Dataset items
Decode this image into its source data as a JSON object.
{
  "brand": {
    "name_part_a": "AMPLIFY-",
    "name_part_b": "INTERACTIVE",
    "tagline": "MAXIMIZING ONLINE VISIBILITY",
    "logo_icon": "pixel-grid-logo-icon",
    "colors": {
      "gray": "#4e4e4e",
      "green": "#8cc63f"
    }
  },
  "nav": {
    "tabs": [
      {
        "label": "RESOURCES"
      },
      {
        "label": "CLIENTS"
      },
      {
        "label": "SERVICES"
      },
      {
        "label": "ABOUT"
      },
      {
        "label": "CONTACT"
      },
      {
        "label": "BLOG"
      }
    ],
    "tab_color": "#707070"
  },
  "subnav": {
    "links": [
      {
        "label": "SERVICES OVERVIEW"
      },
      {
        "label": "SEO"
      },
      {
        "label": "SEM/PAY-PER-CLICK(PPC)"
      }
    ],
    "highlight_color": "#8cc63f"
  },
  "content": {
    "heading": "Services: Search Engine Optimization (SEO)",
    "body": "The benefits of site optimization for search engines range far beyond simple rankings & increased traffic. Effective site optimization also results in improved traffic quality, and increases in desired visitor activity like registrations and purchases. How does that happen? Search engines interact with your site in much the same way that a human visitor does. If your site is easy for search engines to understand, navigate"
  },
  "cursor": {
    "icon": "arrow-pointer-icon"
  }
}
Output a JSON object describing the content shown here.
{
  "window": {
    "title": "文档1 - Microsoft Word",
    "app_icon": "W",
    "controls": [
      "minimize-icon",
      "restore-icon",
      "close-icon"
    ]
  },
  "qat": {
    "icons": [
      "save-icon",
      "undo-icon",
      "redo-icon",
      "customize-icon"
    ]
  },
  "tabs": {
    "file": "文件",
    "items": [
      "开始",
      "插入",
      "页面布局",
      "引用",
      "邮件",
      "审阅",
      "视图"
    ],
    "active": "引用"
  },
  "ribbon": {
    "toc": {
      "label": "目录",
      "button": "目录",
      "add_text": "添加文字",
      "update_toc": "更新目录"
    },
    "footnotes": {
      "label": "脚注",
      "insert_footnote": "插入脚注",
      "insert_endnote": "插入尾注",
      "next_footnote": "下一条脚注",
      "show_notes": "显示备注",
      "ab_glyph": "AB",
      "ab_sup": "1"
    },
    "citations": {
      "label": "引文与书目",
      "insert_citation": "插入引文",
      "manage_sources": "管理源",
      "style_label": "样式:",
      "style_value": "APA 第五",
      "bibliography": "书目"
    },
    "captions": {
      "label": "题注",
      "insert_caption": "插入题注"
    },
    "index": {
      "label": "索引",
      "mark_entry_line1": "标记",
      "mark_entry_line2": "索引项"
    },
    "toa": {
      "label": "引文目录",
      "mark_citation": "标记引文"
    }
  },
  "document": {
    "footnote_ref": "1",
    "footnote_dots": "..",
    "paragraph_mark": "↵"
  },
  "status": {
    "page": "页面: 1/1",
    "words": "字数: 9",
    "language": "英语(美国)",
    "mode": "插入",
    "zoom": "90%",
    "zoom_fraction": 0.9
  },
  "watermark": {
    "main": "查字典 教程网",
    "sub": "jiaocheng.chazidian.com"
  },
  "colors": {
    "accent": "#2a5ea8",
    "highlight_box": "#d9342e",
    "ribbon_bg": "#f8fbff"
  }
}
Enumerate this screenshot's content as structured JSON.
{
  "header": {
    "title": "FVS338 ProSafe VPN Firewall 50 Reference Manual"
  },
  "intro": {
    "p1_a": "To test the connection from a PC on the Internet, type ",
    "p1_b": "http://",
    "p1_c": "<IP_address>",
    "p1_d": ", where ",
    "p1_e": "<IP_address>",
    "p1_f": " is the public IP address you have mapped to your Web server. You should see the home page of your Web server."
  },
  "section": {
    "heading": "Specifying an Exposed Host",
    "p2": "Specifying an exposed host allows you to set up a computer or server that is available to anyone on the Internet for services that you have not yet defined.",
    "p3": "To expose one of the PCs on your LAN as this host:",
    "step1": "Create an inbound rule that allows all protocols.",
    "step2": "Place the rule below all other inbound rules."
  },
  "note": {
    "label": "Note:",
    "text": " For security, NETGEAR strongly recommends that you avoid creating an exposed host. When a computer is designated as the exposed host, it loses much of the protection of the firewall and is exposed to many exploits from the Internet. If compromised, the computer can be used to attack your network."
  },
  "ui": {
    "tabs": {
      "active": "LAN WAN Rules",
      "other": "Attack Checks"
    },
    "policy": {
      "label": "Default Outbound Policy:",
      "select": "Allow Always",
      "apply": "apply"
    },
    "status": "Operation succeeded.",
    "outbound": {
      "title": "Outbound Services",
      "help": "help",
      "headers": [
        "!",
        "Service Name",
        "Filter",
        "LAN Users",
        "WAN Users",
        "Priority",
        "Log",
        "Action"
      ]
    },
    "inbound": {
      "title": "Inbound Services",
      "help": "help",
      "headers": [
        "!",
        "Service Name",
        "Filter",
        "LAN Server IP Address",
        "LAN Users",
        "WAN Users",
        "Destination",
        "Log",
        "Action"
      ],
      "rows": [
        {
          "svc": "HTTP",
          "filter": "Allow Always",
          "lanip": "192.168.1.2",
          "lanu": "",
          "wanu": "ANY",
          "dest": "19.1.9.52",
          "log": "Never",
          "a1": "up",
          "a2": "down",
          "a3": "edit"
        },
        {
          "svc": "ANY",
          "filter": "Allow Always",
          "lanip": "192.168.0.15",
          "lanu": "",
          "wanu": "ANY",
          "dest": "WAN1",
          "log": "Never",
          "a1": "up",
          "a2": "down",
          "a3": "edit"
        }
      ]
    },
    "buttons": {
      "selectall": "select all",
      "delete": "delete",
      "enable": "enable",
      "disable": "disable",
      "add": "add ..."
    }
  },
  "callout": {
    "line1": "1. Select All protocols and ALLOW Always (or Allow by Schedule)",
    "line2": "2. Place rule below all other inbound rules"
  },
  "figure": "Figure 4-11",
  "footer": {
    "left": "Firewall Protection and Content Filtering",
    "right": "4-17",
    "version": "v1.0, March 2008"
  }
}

Instructions for the task
Make a verbatim copy of every entry shown above.

Exercise answer
Decode this image into its source data as a JSON object.
{
  "brand": {
    "name_part_a": "AMPLIFY-",
    "name_part_b": "INTERACTIVE",
    "tagline": "MAXIMIZING ONLINE VISIBILITY",
    "logo_icon": "pixel-grid-logo-icon",
    "colors": {
      "gray": "#4e4e4e",
      "green": "#8cc63f"
    }
  },
  "nav": {
    "tabs": [
      {
        "label": "RESOURCES"
      },
      {
        "label": "CLIENTS"
      },
      {
        "label": "SERVICES"
      },
      {
        "label": "ABOUT"
      },
      {
        "label": "CONTACT"
      },
      {
        "label": "BLOG"
      }
    ],
    "tab_color": "#707070"
  },
  "subnav": {
    "links": [
      {
        "label": "SERVICES OVERVIEW"
      },
      {
        "label": "SEO"
      },
      {
        "label": "SEM/PAY-PER-CLICK(PPC)"
      }
    ],
    "highlight_color": "#8cc63f"
  },
  "content": {
    "heading": "Services: Search Engine Optimization (SEO)",
    "body": "The benefits of site optimization for search engines range far beyond simple rankings & increased traffic. Effective site optimization also results in improved traffic quality, and increases in desired visitor activity like registrations and purchases. How does that happen? Search engines interact with your site in much the same way that a human visitor does. If your site is easy for search engines to understand, navigate"
  },
  "cursor": {
    "icon": "arrow-pointer-icon"
  }
}
Output a JSON object describing the content shown here.
{
  "window": {
    "title": "文档1 - Microsoft Word",
    "app_icon": "W",
    "controls": [
      "minimize-icon",
      "restore-icon",
      "close-icon"
    ]
  },
  "qat": {
    "icons": [
      "save-icon",
      "undo-icon",
      "redo-icon",
      "customize-icon"
    ]
  },
  "tabs": {
    "file": "文件",
    "items": [
      "开始",
      "插入",
      "页面布局",
      "引用",
      "邮件",
      "审阅",
      "视图"
    ],
    "active": "引用"
  },
  "ribbon": {
    "toc": {
      "label": "目录",
      "button": "目录",
      "add_text": "添加文字",
      "update_toc": "更新目录"
    },
    "footnotes": {
      "label": "脚注",
      "insert_footnote": "插入脚注",
      "insert_endnote": "插入尾注",
      "next_footnote": "下一条脚注",
      "show_notes": "显示备注",
      "ab_glyph": "AB",
      "ab_sup": "1"
    },
    "citations": {
      "label": "引文与书目",
      "insert_citation": "插入引文",
      "manage_sources": "管理源",
      "style_label": "样式:",
      "style_value": "APA 第五",
      "bibliography": "书目"
    },
    "captions": {
      "label": "题注",
      "insert_caption": "插入题注"
    },
    "index": {
      "label": "索引",
      "mark_entry_line1": "标记",
      "mark_entry_line2": "索引项"
    },
    "toa": {
      "label": "引文目录",
      "mark_citation": "标记引文"
    }
  },
  "document": {
    "footnote_ref": "1",
    "footnote_dots": "..",
    "paragraph_mark": "↵"
  },
  "status": {
    "page": "页面: 1/1",
    "words": "字数: 9",
    "language": "英语(美国)",
    "mode": "插入",
    "zoom": "90%",
    "zoom_fraction": 0.9
  },
  "watermark": {
    "main": "查字典 教程网",
    "sub": "jiaocheng.chazidian.com"
  },
  "colors": {
    "accent": "#2a5ea8",
    "highlight_box": "#d9342e",
    "ribbon_bg": "#f8fbff"
  }
}
Enumerate this screenshot's content as structured JSON.
{
  "header": {
    "title": "FVS338 ProSafe VPN Firewall 50 Reference Manual"
  },
  "intro": {
    "p1_a": "To test the connection from a PC on the Internet, type ",
    "p1_b": "http://",
    "p1_c": "<IP_address>",
    "p1_d": ", where ",
    "p1_e": "<IP_address>",
    "p1_f": " is the public IP address you have mapped to your Web server. You should see the home page of your Web server."
  },
  "section": {
    "heading": "Specifying an Exposed Host",
    "p2": "Specifying an exposed host allows you to set up a computer or server that is available to anyone on the Internet for services that you have not yet defined.",
    "p3": "To expose one of the PCs on your LAN as this host:",
    "step1": "Create an inbound rule that allows all protocols.",
    "step2": "Place the rule below all other inbound rules."
  },
  "note": {
    "label": "Note:",
    "text": " For security, NETGEAR strongly recommends that you avoid creating an exposed host. When a computer is designated as the exposed host, it loses much of the protection of the firewall and is exposed to many exploits from the Internet. If compromised, the computer can be used to attack your network."
  },
  "ui": {
    "tabs": {
      "active": "LAN WAN Rules",
      "other": "Attack Checks"
    },
    "policy": {
      "label": "Default Outbound Policy:",
      "select": "Allow Always",
      "apply": "apply"
    },
    "status": "Operation succeeded.",
    "outbound": {
      "title": "Outbound Services",
      "help": "help",
      "headers": [
        "!",
        "Service Name",
        "Filter",
        "LAN Users",
        "WAN Users",
        "Priority",
        "Log",
        "Action"
      ]
    },
    "inbound": {
      "title": "Inbound Services",
      "help": "help",
      "headers": [
        "!",
        "Service Name",
        "Filter",
        "LAN Server IP Address",
        "LAN Users",
        "WAN Users",
        "Destination",
        "Log",
        "Action"
      ],
      "rows": [
        {
          "svc": "HTTP",
          "filter": "Allow Always",
          "lanip": "192.168.1.2",
          "lanu": "",
          "wanu": "ANY",
          "dest": "19.1.9.52",
          "log": "Never",
          "a1": "up",
          "a2": "down",
          "a3": "edit"
        },
        {
          "svc": "ANY",
          "filter": "Allow Always",
          "lanip": "192.168.0.15",
          "lanu": "",
          "wanu": "ANY",
          "dest": "WAN1",
          "log": "Never",
          "a1": "up",
          "a2": "down",
          "a3": "edit"
        }
      ]
    },
    "buttons": {
      "selectall": "select all",
      "delete": "delete",
      "enable": "enable",
      "disable": "disable",
      "add": "add ..."
    }
  },
  "callout": {
    "line1": "1. Select All protocols and ALLOW Always (or Allow by Schedule)",
    "line2": "2. Place rule below all other inbound rules"
  },
  "figure": "Figure 4-11",
  "footer": {
    "left": "Firewall Protection and Content Filtering",
    "right": "4-17",
    "version": "v1.0, March 2008"
  }
}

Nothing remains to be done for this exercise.